Instructions to follow ▸ Your task is to print all of the material verbatim.

Items ▸

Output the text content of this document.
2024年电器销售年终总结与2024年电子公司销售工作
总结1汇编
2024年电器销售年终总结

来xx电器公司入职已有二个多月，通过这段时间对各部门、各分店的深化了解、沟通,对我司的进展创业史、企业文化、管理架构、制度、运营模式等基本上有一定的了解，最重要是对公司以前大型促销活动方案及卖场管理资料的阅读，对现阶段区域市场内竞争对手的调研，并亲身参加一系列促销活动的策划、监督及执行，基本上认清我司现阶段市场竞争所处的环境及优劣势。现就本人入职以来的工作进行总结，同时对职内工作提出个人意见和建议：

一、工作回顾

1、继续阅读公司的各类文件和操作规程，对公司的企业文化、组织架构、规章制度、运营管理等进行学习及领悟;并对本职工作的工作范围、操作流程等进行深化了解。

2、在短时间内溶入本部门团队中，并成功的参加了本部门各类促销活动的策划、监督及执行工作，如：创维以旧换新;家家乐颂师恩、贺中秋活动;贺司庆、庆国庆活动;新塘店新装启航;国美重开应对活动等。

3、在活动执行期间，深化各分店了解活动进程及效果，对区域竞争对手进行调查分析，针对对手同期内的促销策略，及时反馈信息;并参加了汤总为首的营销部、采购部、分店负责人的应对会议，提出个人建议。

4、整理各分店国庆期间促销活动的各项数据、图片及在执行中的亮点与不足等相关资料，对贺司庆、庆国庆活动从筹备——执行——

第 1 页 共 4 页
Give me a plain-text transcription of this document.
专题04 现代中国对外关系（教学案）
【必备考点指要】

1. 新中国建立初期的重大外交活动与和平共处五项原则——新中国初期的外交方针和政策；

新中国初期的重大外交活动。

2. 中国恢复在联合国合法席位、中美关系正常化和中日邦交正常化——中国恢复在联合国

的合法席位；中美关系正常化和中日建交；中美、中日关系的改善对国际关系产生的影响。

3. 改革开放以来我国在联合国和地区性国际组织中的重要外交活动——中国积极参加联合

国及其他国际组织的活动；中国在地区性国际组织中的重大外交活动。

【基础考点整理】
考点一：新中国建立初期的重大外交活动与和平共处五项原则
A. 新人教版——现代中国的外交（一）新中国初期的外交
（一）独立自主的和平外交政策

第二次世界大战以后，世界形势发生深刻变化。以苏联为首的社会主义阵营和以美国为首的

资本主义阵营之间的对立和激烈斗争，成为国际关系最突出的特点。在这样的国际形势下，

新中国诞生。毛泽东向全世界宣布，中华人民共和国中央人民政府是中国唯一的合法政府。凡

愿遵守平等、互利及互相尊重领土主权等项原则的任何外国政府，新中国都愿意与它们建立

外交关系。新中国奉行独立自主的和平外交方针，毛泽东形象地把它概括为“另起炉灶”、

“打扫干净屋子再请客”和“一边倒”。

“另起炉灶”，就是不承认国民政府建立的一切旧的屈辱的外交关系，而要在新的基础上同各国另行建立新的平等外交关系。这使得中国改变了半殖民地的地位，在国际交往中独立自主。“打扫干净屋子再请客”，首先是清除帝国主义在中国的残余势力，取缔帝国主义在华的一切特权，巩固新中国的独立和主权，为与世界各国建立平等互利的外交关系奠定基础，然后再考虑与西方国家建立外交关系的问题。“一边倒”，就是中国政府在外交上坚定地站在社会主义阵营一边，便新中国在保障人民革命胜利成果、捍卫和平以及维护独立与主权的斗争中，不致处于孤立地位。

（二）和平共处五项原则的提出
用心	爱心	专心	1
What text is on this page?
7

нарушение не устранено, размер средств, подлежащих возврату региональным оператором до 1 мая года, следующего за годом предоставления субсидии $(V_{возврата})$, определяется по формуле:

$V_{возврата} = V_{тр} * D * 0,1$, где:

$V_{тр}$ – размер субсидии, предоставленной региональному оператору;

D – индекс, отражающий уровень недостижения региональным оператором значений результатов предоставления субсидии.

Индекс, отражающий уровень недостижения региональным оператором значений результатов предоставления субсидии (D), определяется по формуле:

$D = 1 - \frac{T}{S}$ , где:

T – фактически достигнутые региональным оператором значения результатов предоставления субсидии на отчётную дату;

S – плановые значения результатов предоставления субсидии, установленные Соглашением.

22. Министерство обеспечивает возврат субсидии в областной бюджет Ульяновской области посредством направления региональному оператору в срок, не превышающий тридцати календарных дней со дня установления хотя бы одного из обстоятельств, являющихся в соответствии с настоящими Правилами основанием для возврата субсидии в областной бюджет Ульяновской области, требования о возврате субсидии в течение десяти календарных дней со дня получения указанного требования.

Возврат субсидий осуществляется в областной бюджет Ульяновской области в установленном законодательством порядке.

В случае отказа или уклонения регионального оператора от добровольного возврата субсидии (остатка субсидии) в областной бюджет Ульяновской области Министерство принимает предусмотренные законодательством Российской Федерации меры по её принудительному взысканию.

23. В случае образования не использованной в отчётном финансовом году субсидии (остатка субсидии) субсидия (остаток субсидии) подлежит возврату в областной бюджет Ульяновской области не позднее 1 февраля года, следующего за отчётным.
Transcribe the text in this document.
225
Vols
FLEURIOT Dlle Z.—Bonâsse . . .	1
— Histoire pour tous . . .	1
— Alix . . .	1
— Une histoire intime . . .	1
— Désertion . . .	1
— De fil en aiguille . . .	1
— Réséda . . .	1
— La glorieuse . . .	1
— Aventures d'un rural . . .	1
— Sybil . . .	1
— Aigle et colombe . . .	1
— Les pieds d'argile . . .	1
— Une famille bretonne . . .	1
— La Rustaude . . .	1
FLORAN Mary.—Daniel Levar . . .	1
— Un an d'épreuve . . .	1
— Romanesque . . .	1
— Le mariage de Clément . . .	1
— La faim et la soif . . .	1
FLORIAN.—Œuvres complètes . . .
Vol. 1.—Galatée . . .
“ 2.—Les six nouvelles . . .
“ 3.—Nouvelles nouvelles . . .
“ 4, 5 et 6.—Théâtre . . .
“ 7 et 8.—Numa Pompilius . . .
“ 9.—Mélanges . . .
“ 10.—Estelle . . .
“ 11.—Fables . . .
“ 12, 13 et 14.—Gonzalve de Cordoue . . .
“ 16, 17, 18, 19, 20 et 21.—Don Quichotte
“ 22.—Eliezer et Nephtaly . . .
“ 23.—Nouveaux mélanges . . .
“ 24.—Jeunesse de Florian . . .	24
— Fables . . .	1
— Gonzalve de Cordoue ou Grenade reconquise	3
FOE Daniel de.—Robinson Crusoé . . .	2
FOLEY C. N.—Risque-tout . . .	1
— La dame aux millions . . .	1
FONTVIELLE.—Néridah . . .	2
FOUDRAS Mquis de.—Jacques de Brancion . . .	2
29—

The response ▸
Output the text content of this document.
2024年电器销售年终总结与2024年电子公司销售工作
总结1汇编
2024年电器销售年终总结

来xx电器公司入职已有二个多月，通过这段时间对各部门、各分店的深化了解、沟通,对我司的进展创业史、企业文化、管理架构、制度、运营模式等基本上有一定的了解，最重要是对公司以前大型促销活动方案及卖场管理资料的阅读，对现阶段区域市场内竞争对手的调研，并亲身参加一系列促销活动的策划、监督及执行，基本上认清我司现阶段市场竞争所处的环境及优劣势。现就本人入职以来的工作进行总结，同时对职内工作提出个人意见和建议：

一、工作回顾

1、继续阅读公司的各类文件和操作规程，对公司的企业文化、组织架构、规章制度、运营管理等进行学习及领悟;并对本职工作的工作范围、操作流程等进行深化了解。

2、在短时间内溶入本部门团队中，并成功的参加了本部门各类促销活动的策划、监督及执行工作，如：创维以旧换新;家家乐颂师恩、贺中秋活动;贺司庆、庆国庆活动;新塘店新装启航;国美重开应对活动等。

3、在活动执行期间，深化各分店了解活动进程及效果，对区域竞争对手进行调查分析，针对对手同期内的促销策略，及时反馈信息;并参加了汤总为首的营销部、采购部、分店负责人的应对会议，提出个人建议。

4、整理各分店国庆期间促销活动的各项数据、图片及在执行中的亮点与不足等相关资料，对贺司庆、庆国庆活动从筹备——执行——

第 1 页 共 4 页
Give me a plain-text transcription of this document.
专题04 现代中国对外关系（教学案）
【必备考点指要】

1. 新中国建立初期的重大外交活动与和平共处五项原则——新中国初期的外交方针和政策；

新中国初期的重大外交活动。

2. 中国恢复在联合国合法席位、中美关系正常化和中日邦交正常化——中国恢复在联合国

的合法席位；中美关系正常化和中日建交；中美、中日关系的改善对国际关系产生的影响。

3. 改革开放以来我国在联合国和地区性国际组织中的重要外交活动——中国积极参加联合

国及其他国际组织的活动；中国在地区性国际组织中的重大外交活动。

【基础考点整理】
考点一：新中国建立初期的重大外交活动与和平共处五项原则
A. 新人教版——现代中国的外交（一）新中国初期的外交
（一）独立自主的和平外交政策

第二次世界大战以后，世界形势发生深刻变化。以苏联为首的社会主义阵营和以美国为首的

资本主义阵营之间的对立和激烈斗争，成为国际关系最突出的特点。在这样的国际形势下，

新中国诞生。毛泽东向全世界宣布，中华人民共和国中央人民政府是中国唯一的合法政府。凡

愿遵守平等、互利及互相尊重领土主权等项原则的任何外国政府，新中国都愿意与它们建立

外交关系。新中国奉行独立自主的和平外交方针，毛泽东形象地把它概括为“另起炉灶”、

“打扫干净屋子再请客”和“一边倒”。

“另起炉灶”，就是不承认国民政府建立的一切旧的屈辱的外交关系，而要在新的基础上同各国另行建立新的平等外交关系。这使得中国改变了半殖民地的地位，在国际交往中独立自主。“打扫干净屋子再请客”，首先是清除帝国主义在中国的残余势力，取缔帝国主义在华的一切特权，巩固新中国的独立和主权，为与世界各国建立平等互利的外交关系奠定基础，然后再考虑与西方国家建立外交关系的问题。“一边倒”，就是中国政府在外交上坚定地站在社会主义阵营一边，便新中国在保障人民革命胜利成果、捍卫和平以及维护独立与主权的斗争中，不致处于孤立地位。

（二）和平共处五项原则的提出
用心	爱心	专心	1
What text is on this page?
7

нарушение не устранено, размер средств, подлежащих возврату региональным оператором до 1 мая года, следующего за годом предоставления субсидии $(V_{возврата})$, определяется по формуле:

$V_{возврата} = V_{тр} * D * 0,1$, где:

$V_{тр}$ – размер субсидии, предоставленной региональному оператору;

D – индекс, отражающий уровень недостижения региональным оператором значений результатов предоставления субсидии.

Индекс, отражающий уровень недостижения региональным оператором значений результатов предоставления субсидии (D), определяется по формуле:

$D = 1 - \frac{T}{S}$ , где:

T – фактически достигнутые региональным оператором значения результатов предоставления субсидии на отчётную дату;

S – плановые значения результатов предоставления субсидии, установленные Соглашением.

22. Министерство обеспечивает возврат субсидии в областной бюджет Ульяновской области посредством направления региональному оператору в срок, не превышающий тридцати календарных дней со дня установления хотя бы одного из обстоятельств, являющихся в соответствии с настоящими Правилами основанием для возврата субсидии в областной бюджет Ульяновской области, требования о возврате субсидии в течение десяти календарных дней со дня получения указанного требования.

Возврат субсидий осуществляется в областной бюджет Ульяновской области в установленном законодательством порядке.

В случае отказа или уклонения регионального оператора от добровольного возврата субсидии (остатка субсидии) в областной бюджет Ульяновской области Министерство принимает предусмотренные законодательством Российской Федерации меры по её принудительному взысканию.

23. В случае образования не использованной в отчётном финансовом году субсидии (остатка субсидии) субсидия (остаток субсидии) подлежит возврату в областной бюджет Ульяновской области не позднее 1 февраля года, следующего за отчётным.
Transcribe the text in this document.
225
Vols
FLEURIOT Dlle Z.—Bonâsse . . .	1
— Histoire pour tous . . .	1
— Alix . . .	1
— Une histoire intime . . .	1
— Désertion . . .	1
— De fil en aiguille . . .	1
— Réséda . . .	1
— La glorieuse . . .	1
— Aventures d'un rural . . .	1
— Sybil . . .	1
— Aigle et colombe . . .	1
— Les pieds d'argile . . .	1
— Une famille bretonne . . .	1
— La Rustaude . . .	1
FLORAN Mary.—Daniel Levar . . .	1
— Un an d'épreuve . . .	1
— Romanesque . . .	1
— Le mariage de Clément . . .	1
— La faim et la soif . . .	1
FLORIAN.—Œuvres complètes . . .
Vol. 1.—Galatée . . .
“ 2.—Les six nouvelles . . .
“ 3.—Nouvelles nouvelles . . .
“ 4, 5 et 6.—Théâtre . . .
“ 7 et 8.—Numa Pompilius . . .
“ 9.—Mélanges . . .
“ 10.—Estelle . . .
“ 11.—Fables . . .
“ 12, 13 et 14.—Gonzalve de Cordoue . . .
“ 16, 17, 18, 19, 20 et 21.—Don Quichotte
“ 22.—Eliezer et Nephtaly . . .
“ 23.—Nouveaux mélanges . . .
“ 24.—Jeunesse de Florian . . .	24
— Fables . . .	1
— Gonzalve de Cordoue ou Grenade reconquise	3
FOE Daniel de.—Robinson Crusoé . . .	2
FOLEY C. N.—Risque-tout . . .	1
— La dame aux millions . . .	1
FONTVIELLE.—Néridah . . .	2
FOUDRAS Mquis de.—Jacques de Brancion . . .	2
29—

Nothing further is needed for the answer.